Each entry must appear again exactly as it does in the source.

[Collected data entries]
# # #

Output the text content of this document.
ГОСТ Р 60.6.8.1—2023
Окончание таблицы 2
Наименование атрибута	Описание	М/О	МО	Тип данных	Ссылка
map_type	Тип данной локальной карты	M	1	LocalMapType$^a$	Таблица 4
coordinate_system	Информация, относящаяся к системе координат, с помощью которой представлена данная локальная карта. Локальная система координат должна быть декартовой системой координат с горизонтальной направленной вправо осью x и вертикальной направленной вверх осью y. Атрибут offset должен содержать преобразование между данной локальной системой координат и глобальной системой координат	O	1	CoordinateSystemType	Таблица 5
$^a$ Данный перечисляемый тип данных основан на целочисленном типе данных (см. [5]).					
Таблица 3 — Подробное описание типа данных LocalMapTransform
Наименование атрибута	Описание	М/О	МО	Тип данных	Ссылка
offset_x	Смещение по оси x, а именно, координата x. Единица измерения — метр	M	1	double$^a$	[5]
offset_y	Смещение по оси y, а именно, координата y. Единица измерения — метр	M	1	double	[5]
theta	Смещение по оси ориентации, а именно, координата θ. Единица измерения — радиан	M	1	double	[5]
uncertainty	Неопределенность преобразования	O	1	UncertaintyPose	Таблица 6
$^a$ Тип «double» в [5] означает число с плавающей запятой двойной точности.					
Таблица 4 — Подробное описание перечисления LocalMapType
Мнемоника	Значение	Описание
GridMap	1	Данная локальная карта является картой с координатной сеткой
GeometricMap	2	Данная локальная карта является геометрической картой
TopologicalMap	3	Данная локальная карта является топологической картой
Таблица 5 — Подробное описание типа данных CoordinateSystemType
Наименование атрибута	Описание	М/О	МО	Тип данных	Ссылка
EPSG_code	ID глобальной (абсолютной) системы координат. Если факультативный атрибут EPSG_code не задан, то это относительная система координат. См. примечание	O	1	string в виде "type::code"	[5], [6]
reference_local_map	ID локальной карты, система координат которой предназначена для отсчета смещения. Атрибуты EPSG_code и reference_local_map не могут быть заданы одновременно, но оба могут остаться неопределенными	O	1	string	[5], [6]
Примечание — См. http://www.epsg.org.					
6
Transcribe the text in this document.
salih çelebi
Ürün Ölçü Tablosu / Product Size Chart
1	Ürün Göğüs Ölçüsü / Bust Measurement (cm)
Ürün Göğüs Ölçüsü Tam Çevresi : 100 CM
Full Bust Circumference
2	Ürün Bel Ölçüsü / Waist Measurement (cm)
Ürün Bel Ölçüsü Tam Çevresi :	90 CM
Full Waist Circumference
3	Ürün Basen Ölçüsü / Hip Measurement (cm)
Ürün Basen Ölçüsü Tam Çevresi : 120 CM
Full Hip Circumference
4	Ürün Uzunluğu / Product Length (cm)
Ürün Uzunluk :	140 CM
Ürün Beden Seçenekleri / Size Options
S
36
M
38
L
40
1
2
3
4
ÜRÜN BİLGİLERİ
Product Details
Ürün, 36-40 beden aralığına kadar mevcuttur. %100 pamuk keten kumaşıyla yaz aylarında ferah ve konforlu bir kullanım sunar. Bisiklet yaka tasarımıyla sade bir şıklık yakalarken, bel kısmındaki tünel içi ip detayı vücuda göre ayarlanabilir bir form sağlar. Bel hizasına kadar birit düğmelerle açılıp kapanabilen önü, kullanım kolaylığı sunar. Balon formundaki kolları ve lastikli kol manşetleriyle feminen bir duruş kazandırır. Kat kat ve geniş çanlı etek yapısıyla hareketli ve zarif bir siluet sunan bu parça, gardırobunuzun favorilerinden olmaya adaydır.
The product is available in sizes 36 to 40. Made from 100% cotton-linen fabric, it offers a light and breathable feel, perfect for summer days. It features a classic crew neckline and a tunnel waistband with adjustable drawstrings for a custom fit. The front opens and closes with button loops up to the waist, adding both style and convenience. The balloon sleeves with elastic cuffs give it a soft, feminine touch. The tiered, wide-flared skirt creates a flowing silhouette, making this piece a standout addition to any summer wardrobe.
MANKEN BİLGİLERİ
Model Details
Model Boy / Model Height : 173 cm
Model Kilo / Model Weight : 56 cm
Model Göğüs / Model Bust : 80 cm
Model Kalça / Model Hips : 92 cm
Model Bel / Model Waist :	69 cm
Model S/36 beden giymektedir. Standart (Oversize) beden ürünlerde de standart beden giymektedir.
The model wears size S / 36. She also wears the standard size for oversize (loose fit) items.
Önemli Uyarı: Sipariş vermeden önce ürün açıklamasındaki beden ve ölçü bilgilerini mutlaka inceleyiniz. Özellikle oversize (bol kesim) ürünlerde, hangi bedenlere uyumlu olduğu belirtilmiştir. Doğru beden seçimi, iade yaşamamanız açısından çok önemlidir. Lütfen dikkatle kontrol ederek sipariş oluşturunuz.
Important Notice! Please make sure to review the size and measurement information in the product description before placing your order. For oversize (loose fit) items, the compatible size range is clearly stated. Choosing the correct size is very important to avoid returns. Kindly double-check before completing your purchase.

# # #

■ Expected answer
Output the text content of this document.
ГОСТ Р 60.6.8.1—2023
Окончание таблицы 2
Наименование атрибута	Описание	М/О	МО	Тип данных	Ссылка
map_type	Тип данной локальной карты	M	1	LocalMapType$^a$	Таблица 4
coordinate_system	Информация, относящаяся к системе координат, с помощью которой представлена данная локальная карта. Локальная система координат должна быть декартовой системой координат с горизонтальной направленной вправо осью x и вертикальной направленной вверх осью y. Атрибут offset должен содержать преобразование между данной локальной системой координат и глобальной системой координат	O	1	CoordinateSystemType	Таблица 5
$^a$ Данный перечисляемый тип данных основан на целочисленном типе данных (см. [5]).					
Таблица 3 — Подробное описание типа данных LocalMapTransform
Наименование атрибута	Описание	М/О	МО	Тип данных	Ссылка
offset_x	Смещение по оси x, а именно, координата x. Единица измерения — метр	M	1	double$^a$	[5]
offset_y	Смещение по оси y, а именно, координата y. Единица измерения — метр	M	1	double	[5]
theta	Смещение по оси ориентации, а именно, координата θ. Единица измерения — радиан	M	1	double	[5]
uncertainty	Неопределенность преобразования	O	1	UncertaintyPose	Таблица 6
$^a$ Тип «double» в [5] означает число с плавающей запятой двойной точности.					
Таблица 4 — Подробное описание перечисления LocalMapType
Мнемоника	Значение	Описание
GridMap	1	Данная локальная карта является картой с координатной сеткой
GeometricMap	2	Данная локальная карта является геометрической картой
TopologicalMap	3	Данная локальная карта является топологической картой
Таблица 5 — Подробное описание типа данных CoordinateSystemType
Наименование атрибута	Описание	М/О	МО	Тип данных	Ссылка
EPSG_code	ID глобальной (абсолютной) системы координат. Если факультативный атрибут EPSG_code не задан, то это относительная система координат. См. примечание	O	1	string в виде "type::code"	[5], [6]
reference_local_map	ID локальной карты, система координат которой предназначена для отсчета смещения. Атрибуты EPSG_code и reference_local_map не могут быть заданы одновременно, но оба могут остаться неопределенными	O	1	string	[5], [6]
Примечание — См. http://www.epsg.org.					
6
Transcribe the text in this document.
salih çelebi
Ürün Ölçü Tablosu / Product Size Chart
1	Ürün Göğüs Ölçüsü / Bust Measurement (cm)
Ürün Göğüs Ölçüsü Tam Çevresi : 100 CM
Full Bust Circumference
2	Ürün Bel Ölçüsü / Waist Measurement (cm)
Ürün Bel Ölçüsü Tam Çevresi :	90 CM
Full Waist Circumference
3	Ürün Basen Ölçüsü / Hip Measurement (cm)
Ürün Basen Ölçüsü Tam Çevresi : 120 CM
Full Hip Circumference
4	Ürün Uzunluğu / Product Length (cm)
Ürün Uzunluk :	140 CM
Ürün Beden Seçenekleri / Size Options
S
36
M
38
L
40
1
2
3
4
ÜRÜN BİLGİLERİ
Product Details
Ürün, 36-40 beden aralığına kadar mevcuttur. %100 pamuk keten kumaşıyla yaz aylarında ferah ve konforlu bir kullanım sunar. Bisiklet yaka tasarımıyla sade bir şıklık yakalarken, bel kısmındaki tünel içi ip detayı vücuda göre ayarlanabilir bir form sağlar. Bel hizasına kadar birit düğmelerle açılıp kapanabilen önü, kullanım kolaylığı sunar. Balon formundaki kolları ve lastikli kol manşetleriyle feminen bir duruş kazandırır. Kat kat ve geniş çanlı etek yapısıyla hareketli ve zarif bir siluet sunan bu parça, gardırobunuzun favorilerinden olmaya adaydır.
The product is available in sizes 36 to 40. Made from 100% cotton-linen fabric, it offers a light and breathable feel, perfect for summer days. It features a classic crew neckline and a tunnel waistband with adjustable drawstrings for a custom fit. The front opens and closes with button loops up to the waist, adding both style and convenience. The balloon sleeves with elastic cuffs give it a soft, feminine touch. The tiered, wide-flared skirt creates a flowing silhouette, making this piece a standout addition to any summer wardrobe.
MANKEN BİLGİLERİ
Model Details
Model Boy / Model Height : 173 cm
Model Kilo / Model Weight : 56 cm
Model Göğüs / Model Bust : 80 cm
Model Kalça / Model Hips : 92 cm
Model Bel / Model Waist :	69 cm
Model S/36 beden giymektedir. Standart (Oversize) beden ürünlerde de standart beden giymektedir.
The model wears size S / 36. She also wears the standard size for oversize (loose fit) items.
Önemli Uyarı: Sipariş vermeden önce ürün açıklamasındaki beden ve ölçü bilgilerini mutlaka inceleyiniz. Özellikle oversize (bol kesim) ürünlerde, hangi bedenlere uyumlu olduğu belirtilmiştir. Doğru beden seçimi, iade yaşamamanız açısından çok önemlidir. Lütfen dikkatle kontrol ederek sipariş oluşturunuz.
Important Notice! Please make sure to review the size and measurement information in the product description before placing your order. For oversize (loose fit) items, the compatible size range is clearly stated. Choosing the correct size is very important to avoid returns. Kindly double-check before completing your purchase.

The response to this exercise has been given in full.